**DO THIS:** Repeat the whole listing below, word for word.

**SOURCE RECORDS:**

= = = = =

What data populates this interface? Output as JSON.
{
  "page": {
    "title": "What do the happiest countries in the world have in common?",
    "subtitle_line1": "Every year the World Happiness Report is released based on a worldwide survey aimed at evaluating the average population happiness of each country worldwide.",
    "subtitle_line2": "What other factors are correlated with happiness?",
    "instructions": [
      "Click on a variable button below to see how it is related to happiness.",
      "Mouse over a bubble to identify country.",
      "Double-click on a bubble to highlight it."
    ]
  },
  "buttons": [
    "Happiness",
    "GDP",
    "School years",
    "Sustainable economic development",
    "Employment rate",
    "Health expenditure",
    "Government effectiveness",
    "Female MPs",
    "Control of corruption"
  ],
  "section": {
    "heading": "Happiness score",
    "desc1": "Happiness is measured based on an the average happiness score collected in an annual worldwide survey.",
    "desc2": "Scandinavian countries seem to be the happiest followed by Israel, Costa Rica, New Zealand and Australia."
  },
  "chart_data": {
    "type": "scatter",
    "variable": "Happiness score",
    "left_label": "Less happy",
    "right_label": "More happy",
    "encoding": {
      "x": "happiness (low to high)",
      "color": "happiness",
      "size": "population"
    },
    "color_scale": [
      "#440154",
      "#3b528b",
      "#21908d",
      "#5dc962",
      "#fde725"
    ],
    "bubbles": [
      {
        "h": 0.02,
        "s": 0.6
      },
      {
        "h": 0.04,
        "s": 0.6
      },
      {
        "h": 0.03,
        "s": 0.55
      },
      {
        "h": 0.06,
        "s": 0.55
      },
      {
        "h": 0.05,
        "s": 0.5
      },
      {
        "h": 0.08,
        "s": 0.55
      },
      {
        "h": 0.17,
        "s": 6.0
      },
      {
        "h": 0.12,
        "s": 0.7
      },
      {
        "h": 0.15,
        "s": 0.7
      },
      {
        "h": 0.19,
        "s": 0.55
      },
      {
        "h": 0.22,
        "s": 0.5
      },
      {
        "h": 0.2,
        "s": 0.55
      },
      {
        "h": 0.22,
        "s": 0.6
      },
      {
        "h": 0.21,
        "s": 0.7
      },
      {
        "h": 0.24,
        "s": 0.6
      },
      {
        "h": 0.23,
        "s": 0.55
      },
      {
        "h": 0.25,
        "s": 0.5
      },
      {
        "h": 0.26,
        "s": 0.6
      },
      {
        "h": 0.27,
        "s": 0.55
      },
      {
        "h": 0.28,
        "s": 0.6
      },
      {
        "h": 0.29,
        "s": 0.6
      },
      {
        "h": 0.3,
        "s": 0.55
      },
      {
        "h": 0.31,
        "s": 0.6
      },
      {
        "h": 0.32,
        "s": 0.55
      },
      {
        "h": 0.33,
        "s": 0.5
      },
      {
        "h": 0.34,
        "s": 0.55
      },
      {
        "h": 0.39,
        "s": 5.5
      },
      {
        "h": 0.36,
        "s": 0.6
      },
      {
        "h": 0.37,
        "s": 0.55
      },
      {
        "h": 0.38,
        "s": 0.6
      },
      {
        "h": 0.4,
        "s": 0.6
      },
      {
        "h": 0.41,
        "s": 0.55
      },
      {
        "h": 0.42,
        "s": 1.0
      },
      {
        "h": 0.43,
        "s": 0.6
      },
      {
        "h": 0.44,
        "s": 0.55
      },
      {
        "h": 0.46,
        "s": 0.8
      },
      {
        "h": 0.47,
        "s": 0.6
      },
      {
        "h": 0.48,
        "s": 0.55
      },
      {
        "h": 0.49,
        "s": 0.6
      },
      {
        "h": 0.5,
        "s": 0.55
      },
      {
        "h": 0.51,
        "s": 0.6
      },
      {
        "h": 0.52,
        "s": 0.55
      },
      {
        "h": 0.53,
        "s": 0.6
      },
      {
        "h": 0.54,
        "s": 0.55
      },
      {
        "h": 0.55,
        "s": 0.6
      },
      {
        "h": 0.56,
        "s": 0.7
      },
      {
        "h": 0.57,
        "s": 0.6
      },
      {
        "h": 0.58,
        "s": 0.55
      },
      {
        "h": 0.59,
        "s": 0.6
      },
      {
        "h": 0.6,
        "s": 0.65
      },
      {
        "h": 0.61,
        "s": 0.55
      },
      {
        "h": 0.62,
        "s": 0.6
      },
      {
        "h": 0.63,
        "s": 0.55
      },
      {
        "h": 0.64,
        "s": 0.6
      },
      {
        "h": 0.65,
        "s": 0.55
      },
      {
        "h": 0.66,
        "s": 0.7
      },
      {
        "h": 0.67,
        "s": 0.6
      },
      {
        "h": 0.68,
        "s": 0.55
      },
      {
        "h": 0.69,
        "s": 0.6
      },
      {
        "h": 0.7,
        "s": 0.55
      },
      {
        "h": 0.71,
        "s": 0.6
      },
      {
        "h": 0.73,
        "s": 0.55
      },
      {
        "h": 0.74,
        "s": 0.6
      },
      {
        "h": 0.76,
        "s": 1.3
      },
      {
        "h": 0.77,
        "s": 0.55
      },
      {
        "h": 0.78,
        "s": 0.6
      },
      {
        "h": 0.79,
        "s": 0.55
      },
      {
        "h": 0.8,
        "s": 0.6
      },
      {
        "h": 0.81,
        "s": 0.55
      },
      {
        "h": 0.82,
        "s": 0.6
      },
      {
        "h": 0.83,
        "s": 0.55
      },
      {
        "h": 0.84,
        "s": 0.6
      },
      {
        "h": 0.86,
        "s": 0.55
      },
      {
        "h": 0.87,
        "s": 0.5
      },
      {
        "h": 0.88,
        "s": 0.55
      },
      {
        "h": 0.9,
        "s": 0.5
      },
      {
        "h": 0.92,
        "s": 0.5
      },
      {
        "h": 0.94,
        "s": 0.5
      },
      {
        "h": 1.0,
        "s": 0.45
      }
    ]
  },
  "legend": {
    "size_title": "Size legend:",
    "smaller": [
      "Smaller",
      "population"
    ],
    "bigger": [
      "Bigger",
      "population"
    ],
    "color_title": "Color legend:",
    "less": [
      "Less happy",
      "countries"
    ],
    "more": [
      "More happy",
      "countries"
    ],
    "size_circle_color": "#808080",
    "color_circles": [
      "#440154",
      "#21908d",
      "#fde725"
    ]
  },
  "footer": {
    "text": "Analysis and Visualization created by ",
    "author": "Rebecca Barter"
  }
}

= = = = =

**SOLUTION TO THE PROBLEM:**
What data populates this interface? Output as JSON.
{
  "page": {
    "title": "What do the happiest countries in the world have in common?",
    "subtitle_line1": "Every year the World Happiness Report is released based on a worldwide survey aimed at evaluating the average population happiness of each country worldwide.",
    "subtitle_line2": "What other factors are correlated with happiness?",
    "instructions": [
      "Click on a variable button below to see how it is related to happiness.",
      "Mouse over a bubble to identify country.",
      "Double-click on a bubble to highlight it."
    ]
  },
  "buttons": [
    "Happiness",
    "GDP",
    "School years",
    "Sustainable economic development",
    "Employment rate",
    "Health expenditure",
    "Government effectiveness",
    "Female MPs",
    "Control of corruption"
  ],
  "section": {
    "heading": "Happiness score",
    "desc1": "Happiness is measured based on an the average happiness score collected in an annual worldwide survey.",
    "desc2": "Scandinavian countries seem to be the happiest followed by Israel, Costa Rica, New Zealand and Australia."
  },
  "chart_data": {
    "type": "scatter",
    "variable": "Happiness score",
    "left_label": "Less happy",
    "right_label": "More happy",
    "encoding": {
      "x": "happiness (low to high)",
      "color": "happiness",
      "size": "population"
    },
    "color_scale": [
      "#440154",
      "#3b528b",
      "#21908d",
      "#5dc962",
      "#fde725"
    ],
    "bubbles": [
      {
        "h": 0.02,
        "s": 0.6
      },
      {
        "h": 0.04,
        "s": 0.6
      },
      {
        "h": 0.03,
        "s": 0.55
      },
      {
        "h": 0.06,
        "s": 0.55
      },
      {
        "h": 0.05,
        "s": 0.5
      },
      {
        "h": 0.08,
        "s": 0.55
      },
      {
        "h": 0.17,
        "s": 6.0
      },
      {
        "h": 0.12,
        "s": 0.7
      },
      {
        "h": 0.15,
        "s": 0.7
      },
      {
        "h": 0.19,
        "s": 0.55
      },
      {
        "h": 0.22,
        "s": 0.5
      },
      {
        "h": 0.2,
        "s": 0.55
      },
      {
        "h": 0.22,
        "s": 0.6
      },
      {
        "h": 0.21,
        "s": 0.7
      },
      {
        "h": 0.24,
        "s": 0.6
      },
      {
        "h": 0.23,
        "s": 0.55
      },
      {
        "h": 0.25,
        "s": 0.5
      },
      {
        "h": 0.26,
        "s": 0.6
      },
      {
        "h": 0.27,
        "s": 0.55
      },
      {
        "h": 0.28,
        "s": 0.6
      },
      {
        "h": 0.29,
        "s": 0.6
      },
      {
        "h": 0.3,
        "s": 0.55
      },
      {
        "h": 0.31,
        "s": 0.6
      },
      {
        "h": 0.32,
        "s": 0.55
      },
      {
        "h": 0.33,
        "s": 0.5
      },
      {
        "h": 0.34,
        "s": 0.55
      },
      {
        "h": 0.39,
        "s": 5.5
      },
      {
        "h": 0.36,
        "s": 0.6
      },
      {
        "h": 0.37,
        "s": 0.55
      },
      {
        "h": 0.38,
        "s": 0.6
      },
      {
        "h": 0.4,
        "s": 0.6
      },
      {
        "h": 0.41,
        "s": 0.55
      },
      {
        "h": 0.42,
        "s": 1.0
      },
      {
        "h": 0.43,
        "s": 0.6
      },
      {
        "h": 0.44,
        "s": 0.55
      },
      {
        "h": 0.46,
        "s": 0.8
      },
      {
        "h": 0.47,
        "s": 0.6
      },
      {
        "h": 0.48,
        "s": 0.55
      },
      {
        "h": 0.49,
        "s": 0.6
      },
      {
        "h": 0.5,
        "s": 0.55
      },
      {
        "h": 0.51,
        "s": 0.6
      },
      {
        "h": 0.52,
        "s": 0.55
      },
      {
        "h": 0.53,
        "s": 0.6
      },
      {
        "h": 0.54,
        "s": 0.55
      },
      {
        "h": 0.55,
        "s": 0.6
      },
      {
        "h": 0.56,
        "s": 0.7
      },
      {
        "h": 0.57,
        "s": 0.6
      },
      {
        "h": 0.58,
        "s": 0.55
      },
      {
        "h": 0.59,
        "s": 0.6
      },
      {
        "h": 0.6,
        "s": 0.65
      },
      {
        "h": 0.61,
        "s": 0.55
      },
      {
        "h": 0.62,
        "s": 0.6
      },
      {
        "h": 0.63,
        "s": 0.55
      },
      {
        "h": 0.64,
        "s": 0.6
      },
      {
        "h": 0.65,
        "s": 0.55
      },
      {
        "h": 0.66,
        "s": 0.7
      },
      {
        "h": 0.67,
        "s": 0.6
      },
      {
        "h": 0.68,
        "s": 0.55
      },
      {
        "h": 0.69,
        "s": 0.6
      },
      {
        "h": 0.7,
        "s": 0.55
      },
      {
        "h": 0.71,
        "s": 0.6
      },
      {
        "h": 0.73,
        "s": 0.55
      },
      {
        "h": 0.74,
        "s": 0.6
      },
      {
        "h": 0.76,
        "s": 1.3
      },
      {
        "h": 0.77,
        "s": 0.55
      },
      {
        "h": 0.78,
        "s": 0.6
      },
      {
        "h": 0.79,
        "s": 0.55
      },
      {
        "h": 0.8,
        "s": 0.6
      },
      {
        "h": 0.81,
        "s": 0.55
      },
      {
        "h": 0.82,
        "s": 0.6
      },
      {
        "h": 0.83,
        "s": 0.55
      },
      {
        "h": 0.84,
        "s": 0.6
      },
      {
        "h": 0.86,
        "s": 0.55
      },
      {
        "h": 0.87,
        "s": 0.5
      },
      {
        "h": 0.88,
        "s": 0.55
      },
      {
        "h": 0.9,
        "s": 0.5
      },
      {
        "h": 0.92,
        "s": 0.5
      },
      {
        "h": 0.94,
        "s": 0.5
      },
      {
        "h": 1.0,
        "s": 0.45
      }
    ]
  },
  "legend": {
    "size_title": "Size legend:",
    "smaller": [
      "Smaller",
      "population"
    ],
    "bigger": [
      "Bigger",
      "population"
    ],
    "color_title": "Color legend:",
    "less": [
      "Less happy",
      "countries"
    ],
    "more": [
      "More happy",
      "countries"
    ],
    "size_circle_color": "#808080",
    "color_circles": [
      "#440154",
      "#21908d",
      "#fde725"
    ]
  },
  "footer": {
    "text": "Analysis and Visualization created by ",
    "author": "Rebecca Barter"
  }
}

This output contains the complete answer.